(Data entries)

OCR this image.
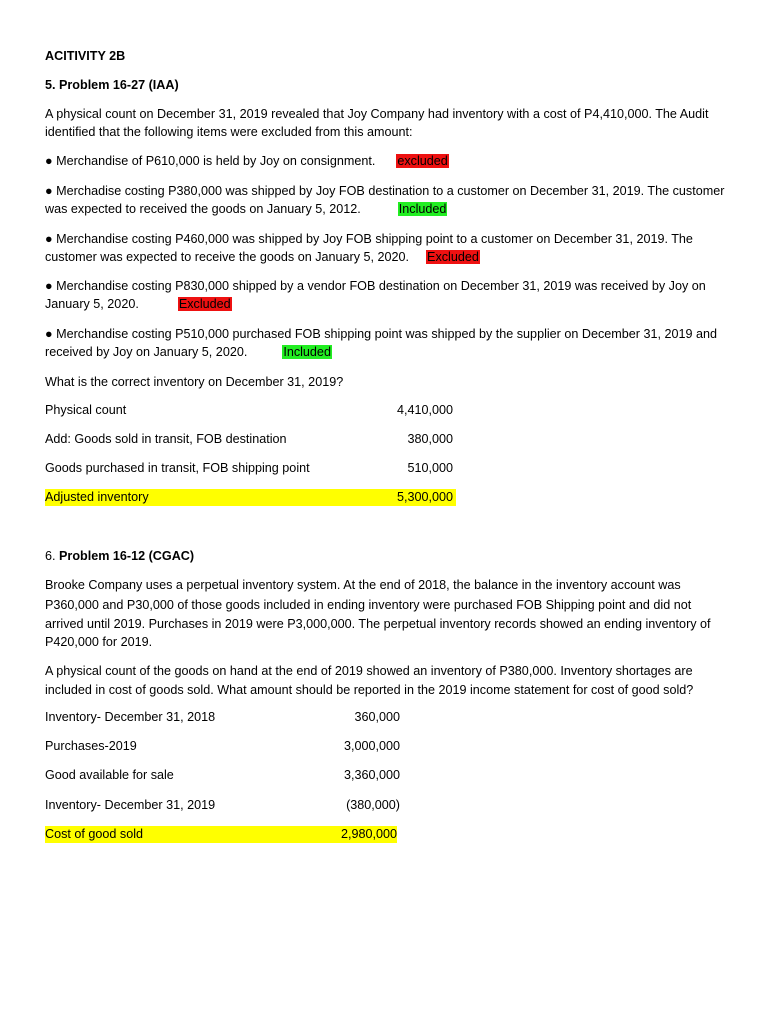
ACITIVITY 2B
5. Problem 16-27 (IAA)
A physical count on December 31, 2019 revealed that Joy Company had inventory with a cost of P4,410,000. The Audit
identified that the following items were excluded from this amount:
● Merchandise of P610,000 is held by Joy on consignment. excluded
● Merchadise costing P380,000 was shipped by Joy FOB destination to a customer on December 31, 2019. The customer
was expected to received the goods on January 5, 2012.	Included
● Merchandise costing P460,000 was shipped by Joy FOB shipping point to a customer on December 31, 2019. The
customer was expected to receive the goods on January 5, 2020. Excluded
● Merchandise costing P830,000 shipped by a vendor FOB destination on December 31, 2019 was received by Joy on
January 5, 2020.	Excluded
● Merchandise costing P510,000 purchased FOB shipping point was shipped by the supplier on December 31, 2019 and
received by Joy on January 5, 2020.	Included
What is the correct inventory on December 31, 2019?
Physical count	4,410,000
Add: Goods sold in transit, FOB destination	380,000
Goods purchased in transit, FOB shipping point	510,000
Adjusted inventory	5,300,000
6. Problem 16-12 (CGAC)
Brooke Company uses a perpetual inventory system. At the end of 2018, the balance in the inventory account was
P360,000 and P30,000 of those goods included in ending inventory were purchased FOB Shipping point and did not
arrived until 2019. Purchases in 2019 were P3,000,000. The perpetual inventory records showed an ending inventory of
P420,000 for 2019.
A physical count of the goods on hand at the end of 2019 showed an inventory of P380,000. Inventory shortages are
included in cost of goods sold. What amount should be reported in the 2019 income statement for cost of good sold?
Inventory- December 31, 2018	360,000
Purchases-2019	3,000,000
Good available for sale	3,360,000
Inventory- December 31, 2019	(380,000)
Cost of good sold	2,980,000
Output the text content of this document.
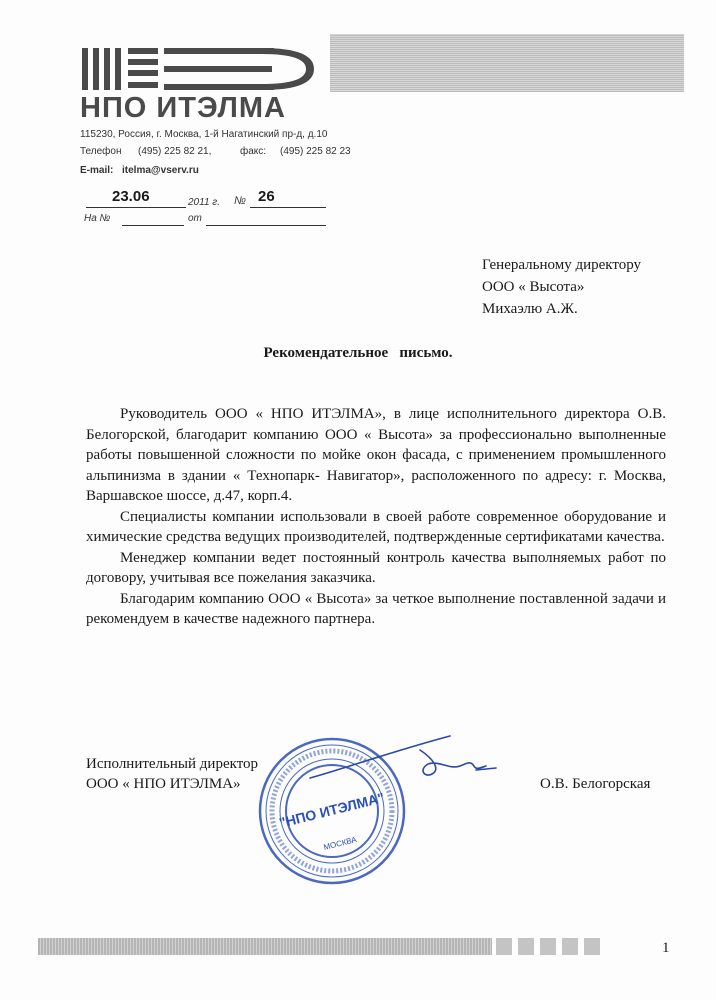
НПО ИТЭЛМА
115230, Россия, г. Москва, 1-й Нагатинский пр-д, д.10
Телефон (495) 225 82 21,	факс: (495) 225 82 23
E-mail: itelma@vserv.ru
23.06	2011 г. № 26
На №	от
Генеральному директору
ООО « Высота»
Михаэлю А.Ж.
Рекомендательное   письмо.

Руководитель ООО « НПО ИТЭЛМА», в лице исполнительного директора О.В. Белогорской, благодарит компанию ООО « Высота» за профессионально выполненные работы повышенной сложности по мойке окон фасада, с применением промышленного альпинизма в здании « Технопарк- Навигатор», расположенного по адресу: г. Москва, Варшавское шоссе, д.47, корп.4.

Специалисты компании использовали в своей работе современное оборудование и химические средства ведущих производителей, подтвержденные сертификатами качества.

Менеджер компании ведет постоянный контроль качества выполняемых работ по договору, учитывая все пожелания заказчика.

Благодарим компанию ООО « Высота» за четкое выполнение поставленной задачи и рекомендуем в качестве надежного партнера.

Исполнительный директор
ООО « НПО ИТЭЛМА»	О.В. Белогорская
"НПО ИТЭЛМА"
МОСКВА
1
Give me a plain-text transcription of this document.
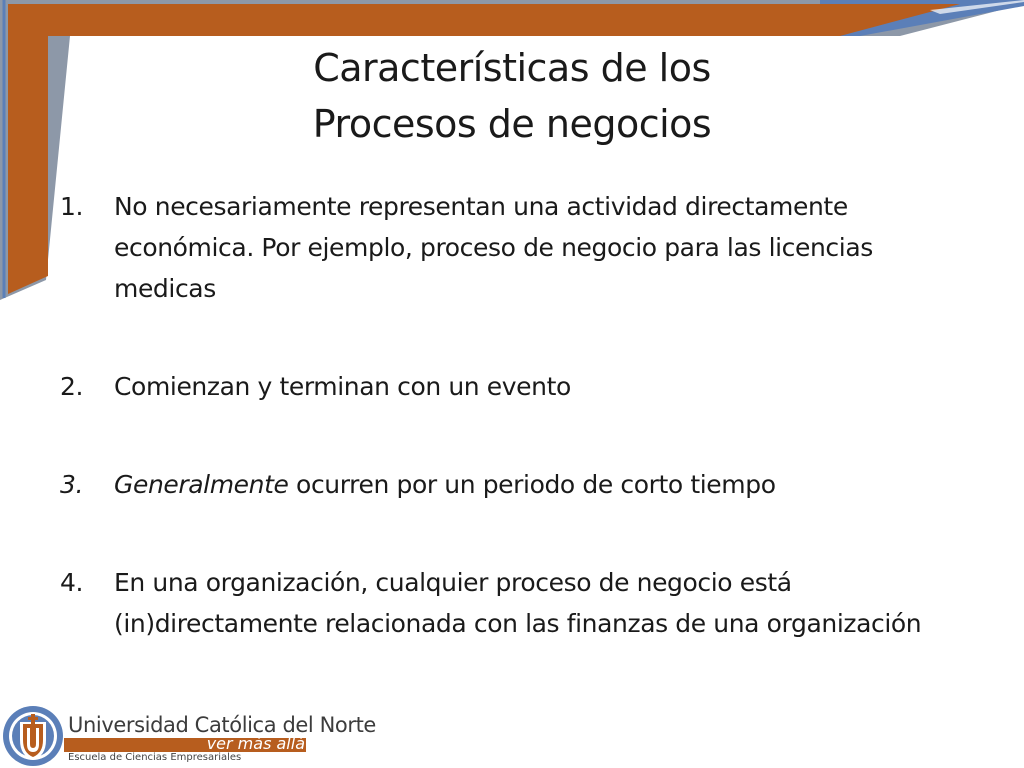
Características de los
Procesos de negocios
1.	No necesariamente representan una actividad directamente económica. Por ejemplo, proceso de negocio para las licencias medicas
2.	Comienzan y terminan con un evento
3.	Generalmente ocurren por un periodo de corto tiempo
4.	En una organización, cualquier proceso de negocio está (in)directamente relacionada con las finanzas de una organización
Universidad Católica del Norte
ver más allá
Escuela de Ciencias Empresariales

TASK DESCRIPTION: Pictures in the records above are not copied; print everything else exactly.

SOLUTION TO THIS PROBLEM:
OCR this image.
ACITIVITY 2B
5. Problem 16-27 (IAA)
A physical count on December 31, 2019 revealed that Joy Company had inventory with a cost of P4,410,000. The Audit
identified that the following items were excluded from this amount:
● Merchandise of P610,000 is held by Joy on consignment. excluded
● Merchadise costing P380,000 was shipped by Joy FOB destination to a customer on December 31, 2019. The customer
was expected to received the goods on January 5, 2012.	Included
● Merchandise costing P460,000 was shipped by Joy FOB shipping point to a customer on December 31, 2019. The
customer was expected to receive the goods on January 5, 2020. Excluded
● Merchandise costing P830,000 shipped by a vendor FOB destination on December 31, 2019 was received by Joy on
January 5, 2020.	Excluded
● Merchandise costing P510,000 purchased FOB shipping point was shipped by the supplier on December 31, 2019 and
received by Joy on January 5, 2020.	Included
What is the correct inventory on December 31, 2019?
Physical count	4,410,000
Add: Goods sold in transit, FOB destination	380,000
Goods purchased in transit, FOB shipping point	510,000
Adjusted inventory	5,300,000
6. Problem 16-12 (CGAC)
Brooke Company uses a perpetual inventory system. At the end of 2018, the balance in the inventory account was
P360,000 and P30,000 of those goods included in ending inventory were purchased FOB Shipping point and did not
arrived until 2019. Purchases in 2019 were P3,000,000. The perpetual inventory records showed an ending inventory of
P420,000 for 2019.
A physical count of the goods on hand at the end of 2019 showed an inventory of P380,000. Inventory shortages are
included in cost of goods sold. What amount should be reported in the 2019 income statement for cost of good sold?
Inventory- December 31, 2018	360,000
Purchases-2019	3,000,000
Good available for sale	3,360,000
Inventory- December 31, 2019	(380,000)
Cost of good sold	2,980,000
Output the text content of this document.
НПО ИТЭЛМА
115230, Россия, г. Москва, 1-й Нагатинский пр-д, д.10
Телефон (495) 225 82 21,	факс: (495) 225 82 23
E-mail: itelma@vserv.ru
23.06	2011 г. № 26
На №	от
Генеральному директору
ООО « Высота»
Михаэлю А.Ж.
Рекомендательное   письмо.

Руководитель ООО « НПО ИТЭЛМА», в лице исполнительного директора О.В. Белогорской, благодарит компанию ООО « Высота» за профессионально выполненные работы повышенной сложности по мойке окон фасада, с применением промышленного альпинизма в здании « Технопарк- Навигатор», расположенного по адресу: г. Москва, Варшавское шоссе, д.47, корп.4.

Специалисты компании использовали в своей работе современное оборудование и химические средства ведущих производителей, подтвержденные сертификатами качества.

Менеджер компании ведет постоянный контроль качества выполняемых работ по договору, учитывая все пожелания заказчика.

Благодарим компанию ООО « Высота» за четкое выполнение поставленной задачи и рекомендуем в качестве надежного партнера.

Исполнительный директор
ООО « НПО ИТЭЛМА»	О.В. Белогорская
"НПО ИТЭЛМА"
МОСКВА
1
Give me a plain-text transcription of this document.
Características de los
Procesos de negocios
1.	No necesariamente representan una actividad directamente económica. Por ejemplo, proceso de negocio para las licencias medicas
2.	Comienzan y terminan con un evento
3.	Generalmente ocurren por un periodo de corto tiempo
4.	En una organización, cualquier proceso de negocio está (in)directamente relacionada con las finanzas de una organización
Universidad Católica del Norte
ver más allá
Escuela de Ciencias Empresariales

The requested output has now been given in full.